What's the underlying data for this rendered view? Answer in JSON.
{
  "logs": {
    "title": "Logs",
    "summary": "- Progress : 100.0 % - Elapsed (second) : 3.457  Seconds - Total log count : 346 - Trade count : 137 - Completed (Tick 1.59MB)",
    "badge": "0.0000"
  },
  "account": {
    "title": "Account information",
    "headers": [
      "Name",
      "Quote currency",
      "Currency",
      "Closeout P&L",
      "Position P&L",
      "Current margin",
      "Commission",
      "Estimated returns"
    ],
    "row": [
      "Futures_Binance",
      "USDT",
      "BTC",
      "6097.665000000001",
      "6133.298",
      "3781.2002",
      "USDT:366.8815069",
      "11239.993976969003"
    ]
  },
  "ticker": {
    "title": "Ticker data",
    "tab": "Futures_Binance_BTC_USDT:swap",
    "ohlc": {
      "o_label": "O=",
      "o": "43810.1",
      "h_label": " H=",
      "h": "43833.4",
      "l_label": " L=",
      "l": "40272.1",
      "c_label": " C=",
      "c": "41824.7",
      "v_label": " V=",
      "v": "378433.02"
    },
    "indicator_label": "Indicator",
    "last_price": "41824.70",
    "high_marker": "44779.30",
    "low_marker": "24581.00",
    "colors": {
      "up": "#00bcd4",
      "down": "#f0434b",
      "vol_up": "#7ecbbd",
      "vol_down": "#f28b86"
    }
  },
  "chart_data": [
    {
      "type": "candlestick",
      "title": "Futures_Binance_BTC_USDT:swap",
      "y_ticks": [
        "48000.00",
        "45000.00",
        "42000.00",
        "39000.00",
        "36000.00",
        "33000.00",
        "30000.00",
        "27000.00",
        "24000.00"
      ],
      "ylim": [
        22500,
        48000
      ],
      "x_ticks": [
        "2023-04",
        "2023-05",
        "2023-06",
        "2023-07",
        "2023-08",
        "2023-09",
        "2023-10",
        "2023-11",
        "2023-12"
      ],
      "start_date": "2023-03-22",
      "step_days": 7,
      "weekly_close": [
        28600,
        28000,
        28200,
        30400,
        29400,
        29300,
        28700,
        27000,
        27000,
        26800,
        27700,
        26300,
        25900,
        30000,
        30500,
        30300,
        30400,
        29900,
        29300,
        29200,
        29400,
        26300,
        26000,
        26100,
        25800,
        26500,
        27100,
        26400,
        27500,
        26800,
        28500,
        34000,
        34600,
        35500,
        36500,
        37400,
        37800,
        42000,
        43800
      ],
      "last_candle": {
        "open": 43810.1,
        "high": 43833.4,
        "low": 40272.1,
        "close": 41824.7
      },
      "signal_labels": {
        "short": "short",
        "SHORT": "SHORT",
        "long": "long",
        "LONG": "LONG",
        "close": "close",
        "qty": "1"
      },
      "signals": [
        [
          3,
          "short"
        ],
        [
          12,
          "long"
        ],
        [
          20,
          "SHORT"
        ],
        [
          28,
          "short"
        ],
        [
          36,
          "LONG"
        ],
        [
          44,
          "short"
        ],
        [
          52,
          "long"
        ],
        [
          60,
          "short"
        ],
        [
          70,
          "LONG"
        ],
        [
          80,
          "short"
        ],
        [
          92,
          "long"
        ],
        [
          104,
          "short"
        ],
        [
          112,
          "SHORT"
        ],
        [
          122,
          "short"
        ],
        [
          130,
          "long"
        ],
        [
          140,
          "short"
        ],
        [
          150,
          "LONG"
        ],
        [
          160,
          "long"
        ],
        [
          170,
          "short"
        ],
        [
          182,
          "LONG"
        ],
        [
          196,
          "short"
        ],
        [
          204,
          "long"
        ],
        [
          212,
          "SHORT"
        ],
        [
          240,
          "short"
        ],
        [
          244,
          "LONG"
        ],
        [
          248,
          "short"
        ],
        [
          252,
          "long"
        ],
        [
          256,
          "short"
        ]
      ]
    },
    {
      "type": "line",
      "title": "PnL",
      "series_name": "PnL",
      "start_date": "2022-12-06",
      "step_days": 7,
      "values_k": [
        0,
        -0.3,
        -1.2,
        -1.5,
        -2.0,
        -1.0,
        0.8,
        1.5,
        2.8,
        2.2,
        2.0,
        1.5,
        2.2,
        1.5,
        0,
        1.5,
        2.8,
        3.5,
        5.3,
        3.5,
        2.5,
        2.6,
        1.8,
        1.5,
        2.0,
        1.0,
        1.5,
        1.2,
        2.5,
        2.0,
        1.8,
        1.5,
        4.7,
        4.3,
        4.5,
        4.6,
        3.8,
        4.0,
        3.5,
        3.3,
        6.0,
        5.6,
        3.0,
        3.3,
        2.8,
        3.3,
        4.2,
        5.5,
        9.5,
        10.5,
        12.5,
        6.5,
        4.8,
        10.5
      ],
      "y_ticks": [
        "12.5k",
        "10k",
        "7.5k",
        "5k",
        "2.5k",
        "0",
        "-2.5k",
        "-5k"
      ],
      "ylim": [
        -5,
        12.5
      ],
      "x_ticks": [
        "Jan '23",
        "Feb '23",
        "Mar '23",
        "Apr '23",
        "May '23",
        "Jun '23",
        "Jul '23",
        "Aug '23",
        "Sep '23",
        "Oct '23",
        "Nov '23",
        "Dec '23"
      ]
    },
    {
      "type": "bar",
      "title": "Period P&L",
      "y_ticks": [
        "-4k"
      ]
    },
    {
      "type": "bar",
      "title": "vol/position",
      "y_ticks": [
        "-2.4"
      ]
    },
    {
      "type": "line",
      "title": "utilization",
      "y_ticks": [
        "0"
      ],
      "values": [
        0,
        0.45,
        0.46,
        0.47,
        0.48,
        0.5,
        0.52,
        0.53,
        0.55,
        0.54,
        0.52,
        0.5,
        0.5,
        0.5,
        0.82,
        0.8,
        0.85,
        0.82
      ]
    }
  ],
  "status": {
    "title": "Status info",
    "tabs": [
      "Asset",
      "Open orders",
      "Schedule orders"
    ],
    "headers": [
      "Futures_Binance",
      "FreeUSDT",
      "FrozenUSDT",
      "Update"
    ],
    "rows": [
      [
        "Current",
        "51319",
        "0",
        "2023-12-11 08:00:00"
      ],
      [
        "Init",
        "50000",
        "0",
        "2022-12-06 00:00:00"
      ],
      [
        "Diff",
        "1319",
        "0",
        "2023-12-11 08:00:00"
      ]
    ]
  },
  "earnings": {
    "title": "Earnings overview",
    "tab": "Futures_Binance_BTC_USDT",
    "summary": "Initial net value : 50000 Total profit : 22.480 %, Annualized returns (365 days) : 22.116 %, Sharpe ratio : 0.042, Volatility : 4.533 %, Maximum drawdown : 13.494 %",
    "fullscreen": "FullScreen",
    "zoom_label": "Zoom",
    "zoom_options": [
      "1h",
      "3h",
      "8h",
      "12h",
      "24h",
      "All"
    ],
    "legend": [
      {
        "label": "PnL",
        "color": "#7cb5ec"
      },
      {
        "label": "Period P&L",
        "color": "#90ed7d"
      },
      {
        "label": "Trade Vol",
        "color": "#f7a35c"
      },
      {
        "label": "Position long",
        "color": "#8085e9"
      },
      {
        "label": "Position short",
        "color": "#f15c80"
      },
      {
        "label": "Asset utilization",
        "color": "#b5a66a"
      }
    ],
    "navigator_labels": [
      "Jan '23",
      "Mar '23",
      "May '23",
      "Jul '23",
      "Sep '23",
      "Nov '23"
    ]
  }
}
★ ★ ★ ★ ★ ★ ★
• _Task objective_
State how many lines hold the word "Trade". The number is the whole answer.

• _Output of the task_
2